• [Material supplied]:
======

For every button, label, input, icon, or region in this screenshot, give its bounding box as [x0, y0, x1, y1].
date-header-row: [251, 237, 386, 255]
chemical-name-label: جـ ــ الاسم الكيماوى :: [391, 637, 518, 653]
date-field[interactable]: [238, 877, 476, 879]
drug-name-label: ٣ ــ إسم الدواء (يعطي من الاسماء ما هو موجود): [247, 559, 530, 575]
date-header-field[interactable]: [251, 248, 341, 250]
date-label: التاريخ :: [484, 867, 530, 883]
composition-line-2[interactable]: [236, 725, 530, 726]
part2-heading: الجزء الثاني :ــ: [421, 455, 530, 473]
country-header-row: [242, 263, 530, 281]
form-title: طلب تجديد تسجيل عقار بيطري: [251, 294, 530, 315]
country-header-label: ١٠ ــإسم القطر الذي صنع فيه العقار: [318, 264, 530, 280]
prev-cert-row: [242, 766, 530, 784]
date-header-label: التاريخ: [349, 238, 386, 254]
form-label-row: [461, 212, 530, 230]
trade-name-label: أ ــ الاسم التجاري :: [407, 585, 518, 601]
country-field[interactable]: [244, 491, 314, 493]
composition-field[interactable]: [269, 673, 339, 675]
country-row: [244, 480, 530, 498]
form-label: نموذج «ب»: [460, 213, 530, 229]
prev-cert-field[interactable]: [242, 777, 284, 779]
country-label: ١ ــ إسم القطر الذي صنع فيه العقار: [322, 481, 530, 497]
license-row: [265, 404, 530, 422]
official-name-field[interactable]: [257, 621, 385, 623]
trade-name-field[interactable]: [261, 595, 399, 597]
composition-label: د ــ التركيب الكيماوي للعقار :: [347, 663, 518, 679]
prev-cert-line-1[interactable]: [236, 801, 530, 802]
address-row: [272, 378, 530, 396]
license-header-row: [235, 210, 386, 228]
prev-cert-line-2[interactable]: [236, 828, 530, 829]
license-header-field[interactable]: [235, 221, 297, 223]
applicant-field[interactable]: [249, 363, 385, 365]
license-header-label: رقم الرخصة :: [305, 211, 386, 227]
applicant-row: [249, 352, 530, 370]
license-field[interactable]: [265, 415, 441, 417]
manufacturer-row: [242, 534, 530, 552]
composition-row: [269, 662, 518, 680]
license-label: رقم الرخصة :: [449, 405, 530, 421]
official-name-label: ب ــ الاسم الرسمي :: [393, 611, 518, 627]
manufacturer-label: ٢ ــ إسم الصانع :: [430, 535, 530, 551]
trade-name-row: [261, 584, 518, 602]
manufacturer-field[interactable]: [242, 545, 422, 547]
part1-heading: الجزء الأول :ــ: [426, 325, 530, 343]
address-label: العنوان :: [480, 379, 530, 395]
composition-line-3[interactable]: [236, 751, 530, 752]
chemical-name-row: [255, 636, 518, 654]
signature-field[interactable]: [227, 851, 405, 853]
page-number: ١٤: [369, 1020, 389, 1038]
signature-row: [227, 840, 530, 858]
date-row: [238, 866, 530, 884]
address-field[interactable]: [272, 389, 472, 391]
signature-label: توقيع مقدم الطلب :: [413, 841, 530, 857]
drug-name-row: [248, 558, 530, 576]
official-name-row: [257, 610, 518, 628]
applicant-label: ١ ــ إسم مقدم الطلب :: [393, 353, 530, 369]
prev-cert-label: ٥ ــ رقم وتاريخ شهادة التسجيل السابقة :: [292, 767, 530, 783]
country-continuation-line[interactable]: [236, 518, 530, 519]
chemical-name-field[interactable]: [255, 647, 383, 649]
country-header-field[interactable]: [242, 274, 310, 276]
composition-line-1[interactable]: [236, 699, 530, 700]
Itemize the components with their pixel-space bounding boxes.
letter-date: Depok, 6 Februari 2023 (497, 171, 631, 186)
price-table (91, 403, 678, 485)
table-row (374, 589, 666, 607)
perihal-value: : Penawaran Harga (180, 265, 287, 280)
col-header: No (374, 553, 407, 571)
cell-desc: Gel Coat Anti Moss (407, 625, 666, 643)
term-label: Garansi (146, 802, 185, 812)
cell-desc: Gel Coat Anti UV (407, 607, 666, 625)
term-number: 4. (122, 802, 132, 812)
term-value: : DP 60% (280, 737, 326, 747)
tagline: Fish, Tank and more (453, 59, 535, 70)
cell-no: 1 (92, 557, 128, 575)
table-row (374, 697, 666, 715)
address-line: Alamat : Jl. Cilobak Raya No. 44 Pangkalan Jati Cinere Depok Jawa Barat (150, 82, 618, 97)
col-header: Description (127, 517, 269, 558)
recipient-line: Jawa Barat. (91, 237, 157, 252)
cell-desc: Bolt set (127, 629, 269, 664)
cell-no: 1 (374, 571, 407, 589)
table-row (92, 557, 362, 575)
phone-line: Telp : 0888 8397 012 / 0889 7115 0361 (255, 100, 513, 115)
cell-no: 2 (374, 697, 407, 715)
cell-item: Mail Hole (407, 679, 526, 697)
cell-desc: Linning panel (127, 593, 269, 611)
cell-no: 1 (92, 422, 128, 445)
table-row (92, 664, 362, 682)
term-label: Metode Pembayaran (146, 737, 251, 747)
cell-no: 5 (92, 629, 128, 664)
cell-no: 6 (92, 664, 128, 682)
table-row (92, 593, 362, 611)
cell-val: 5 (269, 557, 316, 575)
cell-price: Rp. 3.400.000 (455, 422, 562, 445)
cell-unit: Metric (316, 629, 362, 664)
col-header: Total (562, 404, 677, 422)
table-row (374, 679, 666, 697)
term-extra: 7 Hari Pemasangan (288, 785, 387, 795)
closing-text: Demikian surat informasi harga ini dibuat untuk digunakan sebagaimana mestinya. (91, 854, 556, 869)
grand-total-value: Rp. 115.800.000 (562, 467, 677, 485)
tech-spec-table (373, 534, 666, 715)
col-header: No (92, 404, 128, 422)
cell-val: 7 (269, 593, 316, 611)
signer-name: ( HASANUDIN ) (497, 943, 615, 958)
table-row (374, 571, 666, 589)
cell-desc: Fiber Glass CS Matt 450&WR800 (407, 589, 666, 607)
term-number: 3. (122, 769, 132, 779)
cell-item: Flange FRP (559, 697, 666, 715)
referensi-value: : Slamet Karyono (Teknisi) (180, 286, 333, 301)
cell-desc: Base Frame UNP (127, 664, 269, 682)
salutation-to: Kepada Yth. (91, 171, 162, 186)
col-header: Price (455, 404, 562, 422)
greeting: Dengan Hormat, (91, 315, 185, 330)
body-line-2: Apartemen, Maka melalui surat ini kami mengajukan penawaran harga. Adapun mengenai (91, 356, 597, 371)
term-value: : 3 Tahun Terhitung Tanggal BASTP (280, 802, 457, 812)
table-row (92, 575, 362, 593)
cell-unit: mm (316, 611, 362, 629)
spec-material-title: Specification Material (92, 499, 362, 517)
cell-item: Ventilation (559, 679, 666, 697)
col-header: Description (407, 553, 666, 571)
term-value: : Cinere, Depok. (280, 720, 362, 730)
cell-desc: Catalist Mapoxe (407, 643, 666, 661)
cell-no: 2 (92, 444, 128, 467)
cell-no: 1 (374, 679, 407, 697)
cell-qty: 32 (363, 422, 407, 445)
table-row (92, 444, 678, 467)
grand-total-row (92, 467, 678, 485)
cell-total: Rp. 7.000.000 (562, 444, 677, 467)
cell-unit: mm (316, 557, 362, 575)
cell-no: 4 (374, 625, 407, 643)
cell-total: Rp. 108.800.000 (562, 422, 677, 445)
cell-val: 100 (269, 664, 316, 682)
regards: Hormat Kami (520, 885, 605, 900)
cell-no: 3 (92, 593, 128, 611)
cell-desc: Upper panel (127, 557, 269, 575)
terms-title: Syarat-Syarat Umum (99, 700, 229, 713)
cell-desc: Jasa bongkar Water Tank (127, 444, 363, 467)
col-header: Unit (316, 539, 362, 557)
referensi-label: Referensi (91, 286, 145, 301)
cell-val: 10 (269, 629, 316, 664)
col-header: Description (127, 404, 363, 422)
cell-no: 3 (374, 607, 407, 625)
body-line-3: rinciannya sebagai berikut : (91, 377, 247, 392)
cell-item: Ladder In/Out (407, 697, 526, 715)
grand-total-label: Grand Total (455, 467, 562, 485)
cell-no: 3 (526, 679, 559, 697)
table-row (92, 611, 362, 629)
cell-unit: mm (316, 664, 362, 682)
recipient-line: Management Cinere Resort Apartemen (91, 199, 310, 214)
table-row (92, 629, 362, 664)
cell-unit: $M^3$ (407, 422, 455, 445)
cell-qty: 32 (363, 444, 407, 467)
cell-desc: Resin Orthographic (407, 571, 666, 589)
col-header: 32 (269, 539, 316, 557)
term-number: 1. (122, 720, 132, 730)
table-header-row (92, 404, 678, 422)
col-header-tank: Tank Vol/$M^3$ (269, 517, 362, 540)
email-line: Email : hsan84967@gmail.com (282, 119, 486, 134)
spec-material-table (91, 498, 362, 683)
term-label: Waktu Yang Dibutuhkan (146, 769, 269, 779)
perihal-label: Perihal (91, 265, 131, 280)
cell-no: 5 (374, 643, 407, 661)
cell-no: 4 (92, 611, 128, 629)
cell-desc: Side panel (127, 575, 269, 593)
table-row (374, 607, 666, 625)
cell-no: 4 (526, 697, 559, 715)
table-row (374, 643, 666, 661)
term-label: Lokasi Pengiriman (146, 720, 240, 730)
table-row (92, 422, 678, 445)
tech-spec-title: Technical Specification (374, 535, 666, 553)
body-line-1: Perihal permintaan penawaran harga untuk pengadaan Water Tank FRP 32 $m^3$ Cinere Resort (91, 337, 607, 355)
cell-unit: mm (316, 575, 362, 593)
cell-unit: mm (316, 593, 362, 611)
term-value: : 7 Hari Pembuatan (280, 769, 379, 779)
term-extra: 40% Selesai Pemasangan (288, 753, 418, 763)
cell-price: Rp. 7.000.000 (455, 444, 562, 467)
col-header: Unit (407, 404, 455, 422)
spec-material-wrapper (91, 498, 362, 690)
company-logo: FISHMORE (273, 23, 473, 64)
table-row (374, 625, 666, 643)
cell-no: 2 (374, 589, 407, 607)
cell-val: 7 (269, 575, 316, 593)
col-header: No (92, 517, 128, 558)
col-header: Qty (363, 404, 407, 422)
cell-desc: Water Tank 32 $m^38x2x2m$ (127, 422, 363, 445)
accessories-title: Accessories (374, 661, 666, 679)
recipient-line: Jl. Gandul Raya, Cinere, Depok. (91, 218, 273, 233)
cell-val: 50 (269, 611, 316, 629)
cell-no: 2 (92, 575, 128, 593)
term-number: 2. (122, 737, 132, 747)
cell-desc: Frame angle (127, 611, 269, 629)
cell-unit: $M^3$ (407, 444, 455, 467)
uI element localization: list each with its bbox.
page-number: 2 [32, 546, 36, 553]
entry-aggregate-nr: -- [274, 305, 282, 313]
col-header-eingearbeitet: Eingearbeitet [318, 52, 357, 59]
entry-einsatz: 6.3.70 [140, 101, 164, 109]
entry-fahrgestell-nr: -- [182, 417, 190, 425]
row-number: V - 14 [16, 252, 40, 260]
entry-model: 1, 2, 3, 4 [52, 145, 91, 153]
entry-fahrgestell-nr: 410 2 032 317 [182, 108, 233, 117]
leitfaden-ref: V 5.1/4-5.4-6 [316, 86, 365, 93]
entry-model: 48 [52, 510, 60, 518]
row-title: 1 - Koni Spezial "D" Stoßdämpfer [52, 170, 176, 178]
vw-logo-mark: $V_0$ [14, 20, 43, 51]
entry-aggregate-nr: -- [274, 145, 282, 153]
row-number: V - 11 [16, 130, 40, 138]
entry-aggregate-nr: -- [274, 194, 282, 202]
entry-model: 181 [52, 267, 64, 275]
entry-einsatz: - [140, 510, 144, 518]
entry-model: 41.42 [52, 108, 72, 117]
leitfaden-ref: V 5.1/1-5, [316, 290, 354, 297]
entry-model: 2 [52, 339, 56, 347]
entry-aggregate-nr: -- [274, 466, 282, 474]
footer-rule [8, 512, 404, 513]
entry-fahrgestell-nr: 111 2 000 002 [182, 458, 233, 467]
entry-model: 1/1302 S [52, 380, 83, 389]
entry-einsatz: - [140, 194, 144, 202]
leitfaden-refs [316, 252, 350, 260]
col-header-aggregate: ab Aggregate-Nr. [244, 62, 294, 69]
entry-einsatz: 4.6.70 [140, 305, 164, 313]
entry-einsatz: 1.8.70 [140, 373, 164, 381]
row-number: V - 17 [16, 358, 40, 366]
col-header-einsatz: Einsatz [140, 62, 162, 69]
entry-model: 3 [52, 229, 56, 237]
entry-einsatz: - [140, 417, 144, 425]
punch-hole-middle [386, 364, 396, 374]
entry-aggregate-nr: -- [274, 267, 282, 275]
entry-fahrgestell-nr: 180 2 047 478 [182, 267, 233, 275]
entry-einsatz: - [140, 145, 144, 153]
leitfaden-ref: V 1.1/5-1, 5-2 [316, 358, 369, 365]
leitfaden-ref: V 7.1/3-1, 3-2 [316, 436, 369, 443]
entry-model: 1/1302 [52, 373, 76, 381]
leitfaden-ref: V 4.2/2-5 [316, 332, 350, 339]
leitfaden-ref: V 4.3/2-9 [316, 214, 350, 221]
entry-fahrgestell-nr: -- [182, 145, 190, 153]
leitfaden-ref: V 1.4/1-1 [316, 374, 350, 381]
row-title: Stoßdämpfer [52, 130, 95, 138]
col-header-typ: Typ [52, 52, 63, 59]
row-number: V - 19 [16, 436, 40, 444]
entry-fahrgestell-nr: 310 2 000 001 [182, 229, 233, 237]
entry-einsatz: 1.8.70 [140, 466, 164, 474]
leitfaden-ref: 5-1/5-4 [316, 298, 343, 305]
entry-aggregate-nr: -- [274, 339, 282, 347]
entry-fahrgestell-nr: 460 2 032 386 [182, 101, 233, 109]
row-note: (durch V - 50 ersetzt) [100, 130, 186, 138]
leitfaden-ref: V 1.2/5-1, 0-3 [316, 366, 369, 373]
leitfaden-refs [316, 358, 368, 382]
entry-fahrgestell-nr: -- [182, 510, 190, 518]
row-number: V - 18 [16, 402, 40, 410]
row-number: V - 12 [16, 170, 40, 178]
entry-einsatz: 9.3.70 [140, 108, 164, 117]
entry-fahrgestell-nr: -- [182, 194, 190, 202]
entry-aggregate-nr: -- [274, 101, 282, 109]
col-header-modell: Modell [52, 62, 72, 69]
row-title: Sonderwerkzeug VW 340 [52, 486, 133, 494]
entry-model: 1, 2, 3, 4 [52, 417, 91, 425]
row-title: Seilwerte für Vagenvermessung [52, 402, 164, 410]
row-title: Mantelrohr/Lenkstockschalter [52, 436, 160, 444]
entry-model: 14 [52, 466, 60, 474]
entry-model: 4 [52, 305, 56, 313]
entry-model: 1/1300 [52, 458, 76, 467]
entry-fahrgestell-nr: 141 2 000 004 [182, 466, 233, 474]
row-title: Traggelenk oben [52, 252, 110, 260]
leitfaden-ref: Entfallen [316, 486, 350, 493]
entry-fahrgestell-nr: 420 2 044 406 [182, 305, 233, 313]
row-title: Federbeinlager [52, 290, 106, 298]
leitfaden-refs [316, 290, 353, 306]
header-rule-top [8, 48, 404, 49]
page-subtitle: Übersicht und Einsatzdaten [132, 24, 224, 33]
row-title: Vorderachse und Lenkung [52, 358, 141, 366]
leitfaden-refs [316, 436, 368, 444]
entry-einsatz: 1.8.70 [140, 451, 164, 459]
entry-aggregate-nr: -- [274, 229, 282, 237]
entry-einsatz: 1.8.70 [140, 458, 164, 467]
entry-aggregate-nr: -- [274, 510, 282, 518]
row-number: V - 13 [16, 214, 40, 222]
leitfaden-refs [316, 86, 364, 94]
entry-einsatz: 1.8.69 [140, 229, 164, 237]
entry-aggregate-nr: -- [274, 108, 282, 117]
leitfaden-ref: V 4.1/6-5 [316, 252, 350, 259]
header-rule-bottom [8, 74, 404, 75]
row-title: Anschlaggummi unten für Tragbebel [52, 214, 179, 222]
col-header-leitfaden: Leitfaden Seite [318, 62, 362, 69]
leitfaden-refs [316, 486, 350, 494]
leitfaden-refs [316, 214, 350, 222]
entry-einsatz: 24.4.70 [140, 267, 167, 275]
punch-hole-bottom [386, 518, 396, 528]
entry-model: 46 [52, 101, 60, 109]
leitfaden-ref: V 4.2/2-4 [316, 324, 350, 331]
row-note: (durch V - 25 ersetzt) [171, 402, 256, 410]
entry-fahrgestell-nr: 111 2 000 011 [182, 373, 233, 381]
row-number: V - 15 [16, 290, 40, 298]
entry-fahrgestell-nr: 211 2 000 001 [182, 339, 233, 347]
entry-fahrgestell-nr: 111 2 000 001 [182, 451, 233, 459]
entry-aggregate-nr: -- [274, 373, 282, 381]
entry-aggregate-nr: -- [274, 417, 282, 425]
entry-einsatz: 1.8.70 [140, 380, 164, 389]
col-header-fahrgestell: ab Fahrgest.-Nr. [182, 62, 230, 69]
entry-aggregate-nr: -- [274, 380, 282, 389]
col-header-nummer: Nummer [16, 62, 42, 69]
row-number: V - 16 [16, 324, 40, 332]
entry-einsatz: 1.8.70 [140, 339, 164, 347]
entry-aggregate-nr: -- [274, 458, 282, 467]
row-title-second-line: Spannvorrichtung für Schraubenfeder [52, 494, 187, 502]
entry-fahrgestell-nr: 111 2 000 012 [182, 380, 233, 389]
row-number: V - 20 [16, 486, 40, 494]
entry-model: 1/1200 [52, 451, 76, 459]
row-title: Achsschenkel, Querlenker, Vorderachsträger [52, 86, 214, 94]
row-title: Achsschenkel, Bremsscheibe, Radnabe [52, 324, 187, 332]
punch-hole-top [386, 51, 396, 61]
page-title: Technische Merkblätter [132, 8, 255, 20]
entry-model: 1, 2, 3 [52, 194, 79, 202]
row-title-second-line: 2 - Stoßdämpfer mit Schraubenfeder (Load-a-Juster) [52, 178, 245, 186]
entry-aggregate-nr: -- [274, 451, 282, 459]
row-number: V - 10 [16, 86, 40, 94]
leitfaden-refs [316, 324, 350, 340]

======

• [The task]:
Pull out every line in the items above that contains the string "untuk". Matching is case-sensitive.

• [Finished answer]:
closing-text: Demikian surat informasi harga ini dibuat untuk digunakan sebagaimana mestinya. (91, 854, 556, 869)
body-line-1: Perihal permintaan penawaran harga untuk pengadaan Water Tank FRP 32 $m^3$ Cinere Resort (91, 337, 607, 355)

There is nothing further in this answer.